Materials provided:
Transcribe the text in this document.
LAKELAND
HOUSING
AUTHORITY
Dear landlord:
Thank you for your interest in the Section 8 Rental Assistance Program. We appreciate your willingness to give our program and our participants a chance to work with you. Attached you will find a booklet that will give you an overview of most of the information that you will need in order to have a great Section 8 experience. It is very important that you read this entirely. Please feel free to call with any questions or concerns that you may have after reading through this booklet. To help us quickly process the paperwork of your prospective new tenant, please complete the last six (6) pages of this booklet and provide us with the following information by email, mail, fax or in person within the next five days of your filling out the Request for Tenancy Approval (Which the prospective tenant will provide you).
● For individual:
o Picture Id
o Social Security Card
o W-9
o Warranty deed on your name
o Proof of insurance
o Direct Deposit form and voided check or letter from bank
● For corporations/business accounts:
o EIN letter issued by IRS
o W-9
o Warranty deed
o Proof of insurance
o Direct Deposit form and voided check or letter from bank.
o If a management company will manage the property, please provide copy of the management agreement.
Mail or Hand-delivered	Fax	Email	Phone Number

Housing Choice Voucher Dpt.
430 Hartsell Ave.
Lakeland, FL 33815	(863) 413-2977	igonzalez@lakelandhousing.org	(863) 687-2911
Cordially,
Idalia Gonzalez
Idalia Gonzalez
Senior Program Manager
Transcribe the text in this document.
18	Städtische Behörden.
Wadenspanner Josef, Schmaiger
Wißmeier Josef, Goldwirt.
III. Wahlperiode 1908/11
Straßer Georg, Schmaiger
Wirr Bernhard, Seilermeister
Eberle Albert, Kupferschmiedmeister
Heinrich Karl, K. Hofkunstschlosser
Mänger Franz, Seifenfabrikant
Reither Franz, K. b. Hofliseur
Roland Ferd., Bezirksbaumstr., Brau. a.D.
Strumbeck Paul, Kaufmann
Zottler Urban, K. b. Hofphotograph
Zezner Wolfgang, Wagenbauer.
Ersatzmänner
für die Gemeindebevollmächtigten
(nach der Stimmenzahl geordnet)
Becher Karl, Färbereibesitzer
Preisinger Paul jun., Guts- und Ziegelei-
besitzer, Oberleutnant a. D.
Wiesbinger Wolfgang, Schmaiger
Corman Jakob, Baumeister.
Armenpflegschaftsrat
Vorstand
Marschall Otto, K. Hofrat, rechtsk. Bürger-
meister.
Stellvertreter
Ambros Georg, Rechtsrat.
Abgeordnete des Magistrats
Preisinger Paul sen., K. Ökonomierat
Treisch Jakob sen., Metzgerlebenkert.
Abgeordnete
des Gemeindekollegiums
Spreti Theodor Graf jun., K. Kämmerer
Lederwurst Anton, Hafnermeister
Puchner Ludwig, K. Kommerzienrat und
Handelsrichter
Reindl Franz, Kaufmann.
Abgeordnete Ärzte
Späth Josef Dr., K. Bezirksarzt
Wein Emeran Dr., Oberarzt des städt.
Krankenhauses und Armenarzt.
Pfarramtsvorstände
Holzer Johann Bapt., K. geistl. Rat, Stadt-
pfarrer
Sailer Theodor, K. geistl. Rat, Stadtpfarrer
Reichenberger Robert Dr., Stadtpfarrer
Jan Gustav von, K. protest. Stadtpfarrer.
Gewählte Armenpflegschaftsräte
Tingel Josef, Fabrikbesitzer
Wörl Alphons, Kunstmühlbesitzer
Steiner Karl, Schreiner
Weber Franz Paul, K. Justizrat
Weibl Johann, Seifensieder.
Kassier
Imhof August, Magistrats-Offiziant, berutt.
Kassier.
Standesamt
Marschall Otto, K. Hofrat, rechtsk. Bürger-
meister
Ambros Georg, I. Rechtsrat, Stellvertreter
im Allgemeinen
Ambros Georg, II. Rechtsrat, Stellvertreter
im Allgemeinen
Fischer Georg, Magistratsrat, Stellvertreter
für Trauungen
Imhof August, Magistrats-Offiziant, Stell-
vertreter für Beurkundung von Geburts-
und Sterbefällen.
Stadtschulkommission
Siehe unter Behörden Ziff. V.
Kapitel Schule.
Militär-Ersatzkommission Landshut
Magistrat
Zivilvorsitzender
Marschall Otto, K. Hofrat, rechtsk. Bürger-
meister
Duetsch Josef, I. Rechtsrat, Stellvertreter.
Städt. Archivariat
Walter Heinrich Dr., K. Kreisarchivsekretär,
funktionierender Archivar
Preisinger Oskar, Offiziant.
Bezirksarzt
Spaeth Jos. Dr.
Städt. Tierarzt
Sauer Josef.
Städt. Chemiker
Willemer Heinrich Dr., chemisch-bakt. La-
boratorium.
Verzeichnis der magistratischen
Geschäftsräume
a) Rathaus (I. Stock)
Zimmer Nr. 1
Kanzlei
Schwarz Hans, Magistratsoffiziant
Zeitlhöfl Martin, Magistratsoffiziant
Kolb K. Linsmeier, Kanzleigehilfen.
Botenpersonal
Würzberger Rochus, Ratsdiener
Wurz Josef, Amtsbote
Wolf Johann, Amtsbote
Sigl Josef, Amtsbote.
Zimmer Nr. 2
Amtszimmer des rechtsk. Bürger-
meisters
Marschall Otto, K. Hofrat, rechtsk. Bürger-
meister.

Your task: Write out every entry exactly as given.

Correct output:
Transcribe the text in this document.
LAKELAND
HOUSING
AUTHORITY
Dear landlord:
Thank you for your interest in the Section 8 Rental Assistance Program. We appreciate your willingness to give our program and our participants a chance to work with you. Attached you will find a booklet that will give you an overview of most of the information that you will need in order to have a great Section 8 experience. It is very important that you read this entirely. Please feel free to call with any questions or concerns that you may have after reading through this booklet. To help us quickly process the paperwork of your prospective new tenant, please complete the last six (6) pages of this booklet and provide us with the following information by email, mail, fax or in person within the next five days of your filling out the Request for Tenancy Approval (Which the prospective tenant will provide you).
● For individual:
o Picture Id
o Social Security Card
o W-9
o Warranty deed on your name
o Proof of insurance
o Direct Deposit form and voided check or letter from bank
● For corporations/business accounts:
o EIN letter issued by IRS
o W-9
o Warranty deed
o Proof of insurance
o Direct Deposit form and voided check or letter from bank.
o If a management company will manage the property, please provide copy of the management agreement.
Mail or Hand-delivered	Fax	Email	Phone Number

Housing Choice Voucher Dpt.
430 Hartsell Ave.
Lakeland, FL 33815	(863) 413-2977	igonzalez@lakelandhousing.org	(863) 687-2911
Cordially,
Idalia Gonzalez
Idalia Gonzalez
Senior Program Manager
Transcribe the text in this document.
18	Städtische Behörden.
Wadenspanner Josef, Schmaiger
Wißmeier Josef, Goldwirt.
III. Wahlperiode 1908/11
Straßer Georg, Schmaiger
Wirr Bernhard, Seilermeister
Eberle Albert, Kupferschmiedmeister
Heinrich Karl, K. Hofkunstschlosser
Mänger Franz, Seifenfabrikant
Reither Franz, K. b. Hofliseur
Roland Ferd., Bezirksbaumstr., Brau. a.D.
Strumbeck Paul, Kaufmann
Zottler Urban, K. b. Hofphotograph
Zezner Wolfgang, Wagenbauer.
Ersatzmänner
für die Gemeindebevollmächtigten
(nach der Stimmenzahl geordnet)
Becher Karl, Färbereibesitzer
Preisinger Paul jun., Guts- und Ziegelei-
besitzer, Oberleutnant a. D.
Wiesbinger Wolfgang, Schmaiger
Corman Jakob, Baumeister.
Armenpflegschaftsrat
Vorstand
Marschall Otto, K. Hofrat, rechtsk. Bürger-
meister.
Stellvertreter
Ambros Georg, Rechtsrat.
Abgeordnete des Magistrats
Preisinger Paul sen., K. Ökonomierat
Treisch Jakob sen., Metzgerlebenkert.
Abgeordnete
des Gemeindekollegiums
Spreti Theodor Graf jun., K. Kämmerer
Lederwurst Anton, Hafnermeister
Puchner Ludwig, K. Kommerzienrat und
Handelsrichter
Reindl Franz, Kaufmann.
Abgeordnete Ärzte
Späth Josef Dr., K. Bezirksarzt
Wein Emeran Dr., Oberarzt des städt.
Krankenhauses und Armenarzt.
Pfarramtsvorstände
Holzer Johann Bapt., K. geistl. Rat, Stadt-
pfarrer
Sailer Theodor, K. geistl. Rat, Stadtpfarrer
Reichenberger Robert Dr., Stadtpfarrer
Jan Gustav von, K. protest. Stadtpfarrer.
Gewählte Armenpflegschaftsräte
Tingel Josef, Fabrikbesitzer
Wörl Alphons, Kunstmühlbesitzer
Steiner Karl, Schreiner
Weber Franz Paul, K. Justizrat
Weibl Johann, Seifensieder.
Kassier
Imhof August, Magistrats-Offiziant, berutt.
Kassier.
Standesamt
Marschall Otto, K. Hofrat, rechtsk. Bürger-
meister
Ambros Georg, I. Rechtsrat, Stellvertreter
im Allgemeinen
Ambros Georg, II. Rechtsrat, Stellvertreter
im Allgemeinen
Fischer Georg, Magistratsrat, Stellvertreter
für Trauungen
Imhof August, Magistrats-Offiziant, Stell-
vertreter für Beurkundung von Geburts-
und Sterbefällen.
Stadtschulkommission
Siehe unter Behörden Ziff. V.
Kapitel Schule.
Militär-Ersatzkommission Landshut
Magistrat
Zivilvorsitzender
Marschall Otto, K. Hofrat, rechtsk. Bürger-
meister
Duetsch Josef, I. Rechtsrat, Stellvertreter.
Städt. Archivariat
Walter Heinrich Dr., K. Kreisarchivsekretär,
funktionierender Archivar
Preisinger Oskar, Offiziant.
Bezirksarzt
Spaeth Jos. Dr.
Städt. Tierarzt
Sauer Josef.
Städt. Chemiker
Willemer Heinrich Dr., chemisch-bakt. La-
boratorium.
Verzeichnis der magistratischen
Geschäftsräume
a) Rathaus (I. Stock)
Zimmer Nr. 1
Kanzlei
Schwarz Hans, Magistratsoffiziant
Zeitlhöfl Martin, Magistratsoffiziant
Kolb K. Linsmeier, Kanzleigehilfen.
Botenpersonal
Würzberger Rochus, Ratsdiener
Wurz Josef, Amtsbote
Wolf Johann, Amtsbote
Sigl Josef, Amtsbote.
Zimmer Nr. 2
Amtszimmer des rechtsk. Bürger-
meisters
Marschall Otto, K. Hofrat, rechtsk. Bürger-
meister.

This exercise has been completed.